(Collected data)
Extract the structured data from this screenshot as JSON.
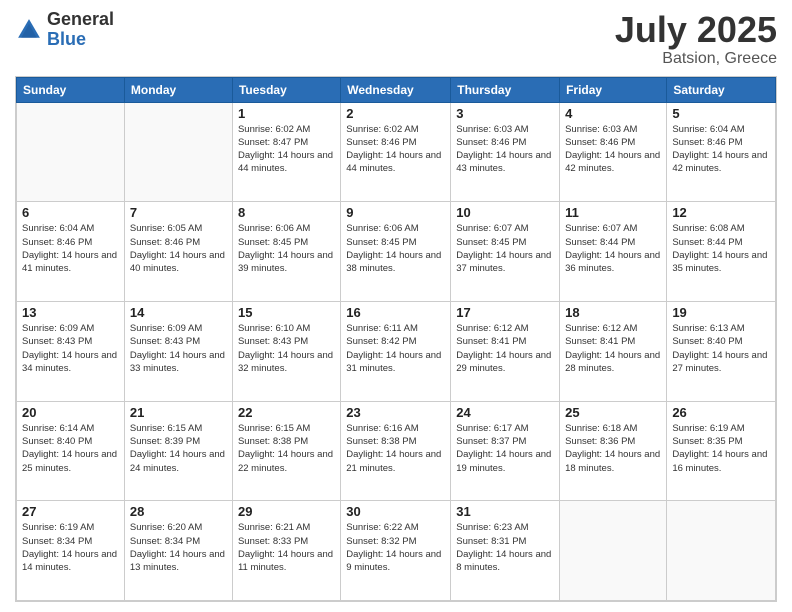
{
  "logo": {
    "general": "General",
    "blue": "Blue"
  },
  "title": {
    "month_year": "July 2025",
    "location": "Batsion, Greece"
  },
  "days_of_week": [
    "Sunday",
    "Monday",
    "Tuesday",
    "Wednesday",
    "Thursday",
    "Friday",
    "Saturday"
  ],
  "weeks": [
    [
      null,
      null,
      {
        "day": "1",
        "sunrise": "Sunrise: 6:02 AM",
        "sunset": "Sunset: 8:47 PM",
        "daylight": "Daylight: 14 hours and 44 minutes."
      },
      {
        "day": "2",
        "sunrise": "Sunrise: 6:02 AM",
        "sunset": "Sunset: 8:46 PM",
        "daylight": "Daylight: 14 hours and 44 minutes."
      },
      {
        "day": "3",
        "sunrise": "Sunrise: 6:03 AM",
        "sunset": "Sunset: 8:46 PM",
        "daylight": "Daylight: 14 hours and 43 minutes."
      },
      {
        "day": "4",
        "sunrise": "Sunrise: 6:03 AM",
        "sunset": "Sunset: 8:46 PM",
        "daylight": "Daylight: 14 hours and 42 minutes."
      },
      {
        "day": "5",
        "sunrise": "Sunrise: 6:04 AM",
        "sunset": "Sunset: 8:46 PM",
        "daylight": "Daylight: 14 hours and 42 minutes."
      }
    ],
    [
      {
        "day": "6",
        "sunrise": "Sunrise: 6:04 AM",
        "sunset": "Sunset: 8:46 PM",
        "daylight": "Daylight: 14 hours and 41 minutes."
      },
      {
        "day": "7",
        "sunrise": "Sunrise: 6:05 AM",
        "sunset": "Sunset: 8:46 PM",
        "daylight": "Daylight: 14 hours and 40 minutes."
      },
      {
        "day": "8",
        "sunrise": "Sunrise: 6:06 AM",
        "sunset": "Sunset: 8:45 PM",
        "daylight": "Daylight: 14 hours and 39 minutes."
      },
      {
        "day": "9",
        "sunrise": "Sunrise: 6:06 AM",
        "sunset": "Sunset: 8:45 PM",
        "daylight": "Daylight: 14 hours and 38 minutes."
      },
      {
        "day": "10",
        "sunrise": "Sunrise: 6:07 AM",
        "sunset": "Sunset: 8:45 PM",
        "daylight": "Daylight: 14 hours and 37 minutes."
      },
      {
        "day": "11",
        "sunrise": "Sunrise: 6:07 AM",
        "sunset": "Sunset: 8:44 PM",
        "daylight": "Daylight: 14 hours and 36 minutes."
      },
      {
        "day": "12",
        "sunrise": "Sunrise: 6:08 AM",
        "sunset": "Sunset: 8:44 PM",
        "daylight": "Daylight: 14 hours and 35 minutes."
      }
    ],
    [
      {
        "day": "13",
        "sunrise": "Sunrise: 6:09 AM",
        "sunset": "Sunset: 8:43 PM",
        "daylight": "Daylight: 14 hours and 34 minutes."
      },
      {
        "day": "14",
        "sunrise": "Sunrise: 6:09 AM",
        "sunset": "Sunset: 8:43 PM",
        "daylight": "Daylight: 14 hours and 33 minutes."
      },
      {
        "day": "15",
        "sunrise": "Sunrise: 6:10 AM",
        "sunset": "Sunset: 8:43 PM",
        "daylight": "Daylight: 14 hours and 32 minutes."
      },
      {
        "day": "16",
        "sunrise": "Sunrise: 6:11 AM",
        "sunset": "Sunset: 8:42 PM",
        "daylight": "Daylight: 14 hours and 31 minutes."
      },
      {
        "day": "17",
        "sunrise": "Sunrise: 6:12 AM",
        "sunset": "Sunset: 8:41 PM",
        "daylight": "Daylight: 14 hours and 29 minutes."
      },
      {
        "day": "18",
        "sunrise": "Sunrise: 6:12 AM",
        "sunset": "Sunset: 8:41 PM",
        "daylight": "Daylight: 14 hours and 28 minutes."
      },
      {
        "day": "19",
        "sunrise": "Sunrise: 6:13 AM",
        "sunset": "Sunset: 8:40 PM",
        "daylight": "Daylight: 14 hours and 27 minutes."
      }
    ],
    [
      {
        "day": "20",
        "sunrise": "Sunrise: 6:14 AM",
        "sunset": "Sunset: 8:40 PM",
        "daylight": "Daylight: 14 hours and 25 minutes."
      },
      {
        "day": "21",
        "sunrise": "Sunrise: 6:15 AM",
        "sunset": "Sunset: 8:39 PM",
        "daylight": "Daylight: 14 hours and 24 minutes."
      },
      {
        "day": "22",
        "sunrise": "Sunrise: 6:15 AM",
        "sunset": "Sunset: 8:38 PM",
        "daylight": "Daylight: 14 hours and 22 minutes."
      },
      {
        "day": "23",
        "sunrise": "Sunrise: 6:16 AM",
        "sunset": "Sunset: 8:38 PM",
        "daylight": "Daylight: 14 hours and 21 minutes."
      },
      {
        "day": "24",
        "sunrise": "Sunrise: 6:17 AM",
        "sunset": "Sunset: 8:37 PM",
        "daylight": "Daylight: 14 hours and 19 minutes."
      },
      {
        "day": "25",
        "sunrise": "Sunrise: 6:18 AM",
        "sunset": "Sunset: 8:36 PM",
        "daylight": "Daylight: 14 hours and 18 minutes."
      },
      {
        "day": "26",
        "sunrise": "Sunrise: 6:19 AM",
        "sunset": "Sunset: 8:35 PM",
        "daylight": "Daylight: 14 hours and 16 minutes."
      }
    ],
    [
      {
        "day": "27",
        "sunrise": "Sunrise: 6:19 AM",
        "sunset": "Sunset: 8:34 PM",
        "daylight": "Daylight: 14 hours and 14 minutes."
      },
      {
        "day": "28",
        "sunrise": "Sunrise: 6:20 AM",
        "sunset": "Sunset: 8:34 PM",
        "daylight": "Daylight: 14 hours and 13 minutes."
      },
      {
        "day": "29",
        "sunrise": "Sunrise: 6:21 AM",
        "sunset": "Sunset: 8:33 PM",
        "daylight": "Daylight: 14 hours and 11 minutes."
      },
      {
        "day": "30",
        "sunrise": "Sunrise: 6:22 AM",
        "sunset": "Sunset: 8:32 PM",
        "daylight": "Daylight: 14 hours and 9 minutes."
      },
      {
        "day": "31",
        "sunrise": "Sunrise: 6:23 AM",
        "sunset": "Sunset: 8:31 PM",
        "daylight": "Daylight: 14 hours and 8 minutes."
      },
      null,
      null
    ]
  ]
}
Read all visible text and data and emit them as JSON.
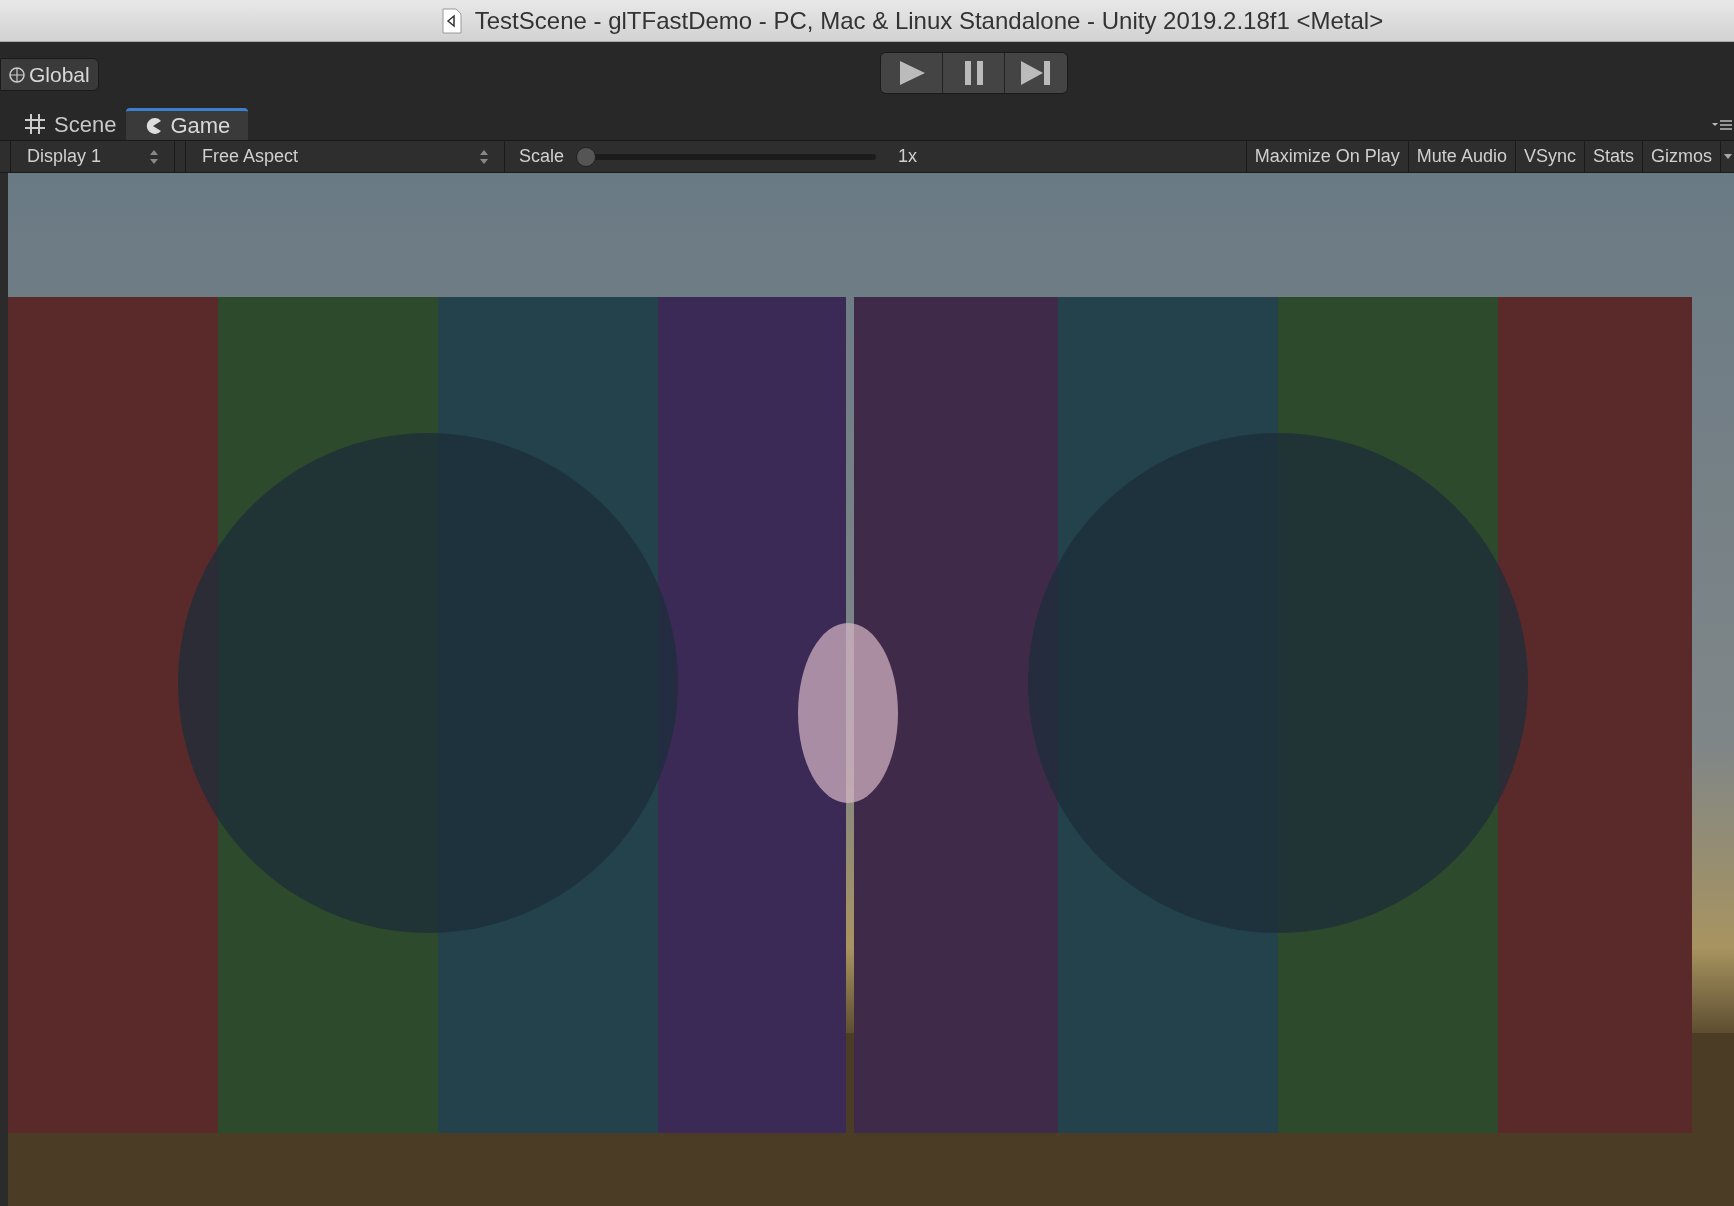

#### Work instructions
Restate the full listing verbatim and drop every picture.

#### Reply
Extract the structured data from this screenshot as JSON.
{
  "logo": {
    "general": "General",
    "blue": "Blue"
  },
  "title": {
    "month_year": "July 2025",
    "location": "Batsion, Greece"
  },
  "days_of_week": [
    "Sunday",
    "Monday",
    "Tuesday",
    "Wednesday",
    "Thursday",
    "Friday",
    "Saturday"
  ],
  "weeks": [
    [
      null,
      null,
      {
        "day": "1",
        "sunrise": "Sunrise: 6:02 AM",
        "sunset": "Sunset: 8:47 PM",
        "daylight": "Daylight: 14 hours and 44 minutes."
      },
      {
        "day": "2",
        "sunrise": "Sunrise: 6:02 AM",
        "sunset": "Sunset: 8:46 PM",
        "daylight": "Daylight: 14 hours and 44 minutes."
      },
      {
        "day": "3",
        "sunrise": "Sunrise: 6:03 AM",
        "sunset": "Sunset: 8:46 PM",
        "daylight": "Daylight: 14 hours and 43 minutes."
      },
      {
        "day": "4",
        "sunrise": "Sunrise: 6:03 AM",
        "sunset": "Sunset: 8:46 PM",
        "daylight": "Daylight: 14 hours and 42 minutes."
      },
      {
        "day": "5",
        "sunrise": "Sunrise: 6:04 AM",
        "sunset": "Sunset: 8:46 PM",
        "daylight": "Daylight: 14 hours and 42 minutes."
      }
    ],
    [
      {
        "day": "6",
        "sunrise": "Sunrise: 6:04 AM",
        "sunset": "Sunset: 8:46 PM",
        "daylight": "Daylight: 14 hours and 41 minutes."
      },
      {
        "day": "7",
        "sunrise": "Sunrise: 6:05 AM",
        "sunset": "Sunset: 8:46 PM",
        "daylight": "Daylight: 14 hours and 40 minutes."
      },
      {
        "day": "8",
        "sunrise": "Sunrise: 6:06 AM",
        "sunset": "Sunset: 8:45 PM",
        "daylight": "Daylight: 14 hours and 39 minutes."
      },
      {
        "day": "9",
        "sunrise": "Sunrise: 6:06 AM",
        "sunset": "Sunset: 8:45 PM",
        "daylight": "Daylight: 14 hours and 38 minutes."
      },
      {
        "day": "10",
        "sunrise": "Sunrise: 6:07 AM",
        "sunset": "Sunset: 8:45 PM",
        "daylight": "Daylight: 14 hours and 37 minutes."
      },
      {
        "day": "11",
        "sunrise": "Sunrise: 6:07 AM",
        "sunset": "Sunset: 8:44 PM",
        "daylight": "Daylight: 14 hours and 36 minutes."
      },
      {
        "day": "12",
        "sunrise": "Sunrise: 6:08 AM",
        "sunset": "Sunset: 8:44 PM",
        "daylight": "Daylight: 14 hours and 35 minutes."
      }
    ],
    [
      {
        "day": "13",
        "sunrise": "Sunrise: 6:09 AM",
        "sunset": "Sunset: 8:43 PM",
        "daylight": "Daylight: 14 hours and 34 minutes."
      },
      {
        "day": "14",
        "sunrise": "Sunrise: 6:09 AM",
        "sunset": "Sunset: 8:43 PM",
        "daylight": "Daylight: 14 hours and 33 minutes."
      },
      {
        "day": "15",
        "sunrise": "Sunrise: 6:10 AM",
        "sunset": "Sunset: 8:43 PM",
        "daylight": "Daylight: 14 hours and 32 minutes."
      },
      {
        "day": "16",
        "sunrise": "Sunrise: 6:11 AM",
        "sunset": "Sunset: 8:42 PM",
        "daylight": "Daylight: 14 hours and 31 minutes."
      },
      {
        "day": "17",
        "sunrise": "Sunrise: 6:12 AM",
        "sunset": "Sunset: 8:41 PM",
        "daylight": "Daylight: 14 hours and 29 minutes."
      },
      {
        "day": "18",
        "sunrise": "Sunrise: 6:12 AM",
        "sunset": "Sunset: 8:41 PM",
        "daylight": "Daylight: 14 hours and 28 minutes."
      },
      {
        "day": "19",
        "sunrise": "Sunrise: 6:13 AM",
        "sunset": "Sunset: 8:40 PM",
        "daylight": "Daylight: 14 hours and 27 minutes."
      }
    ],
    [
      {
        "day": "20",
        "sunrise": "Sunrise: 6:14 AM",
        "sunset": "Sunset: 8:40 PM",
        "daylight": "Daylight: 14 hours and 25 minutes."
      },
      {
        "day": "21",
        "sunrise": "Sunrise: 6:15 AM",
        "sunset": "Sunset: 8:39 PM",
        "daylight": "Daylight: 14 hours and 24 minutes."
      },
      {
        "day": "22",
        "sunrise": "Sunrise: 6:15 AM",
        "sunset": "Sunset: 8:38 PM",
        "daylight": "Daylight: 14 hours and 22 minutes."
      },
      {
        "day": "23",
        "sunrise": "Sunrise: 6:16 AM",
        "sunset": "Sunset: 8:38 PM",
        "daylight": "Daylight: 14 hours and 21 minutes."
      },
      {
        "day": "24",
        "sunrise": "Sunrise: 6:17 AM",
        "sunset": "Sunset: 8:37 PM",
        "daylight": "Daylight: 14 hours and 19 minutes."
      },
      {
        "day": "25",
        "sunrise": "Sunrise: 6:18 AM",
        "sunset": "Sunset: 8:36 PM",
        "daylight": "Daylight: 14 hours and 18 minutes."
      },
      {
        "day": "26",
        "sunrise": "Sunrise: 6:19 AM",
        "sunset": "Sunset: 8:35 PM",
        "daylight": "Daylight: 14 hours and 16 minutes."
      }
    ],
    [
      {
        "day": "27",
        "sunrise": "Sunrise: 6:19 AM",
        "sunset": "Sunset: 8:34 PM",
        "daylight": "Daylight: 14 hours and 14 minutes."
      },
      {
        "day": "28",
        "sunrise": "Sunrise: 6:20 AM",
        "sunset": "Sunset: 8:34 PM",
        "daylight": "Daylight: 14 hours and 13 minutes."
      },
      {
        "day": "29",
        "sunrise": "Sunrise: 6:21 AM",
        "sunset": "Sunset: 8:33 PM",
        "daylight": "Daylight: 14 hours and 11 minutes."
      },
      {
        "day": "30",
        "sunrise": "Sunrise: 6:22 AM",
        "sunset": "Sunset: 8:32 PM",
        "daylight": "Daylight: 14 hours and 9 minutes."
      },
      {
        "day": "31",
        "sunrise": "Sunrise: 6:23 AM",
        "sunset": "Sunset: 8:31 PM",
        "daylight": "Daylight: 14 hours and 8 minutes."
      },
      null,
      null
    ]
  ]
}
Read all visible text and data and emit them as JSON.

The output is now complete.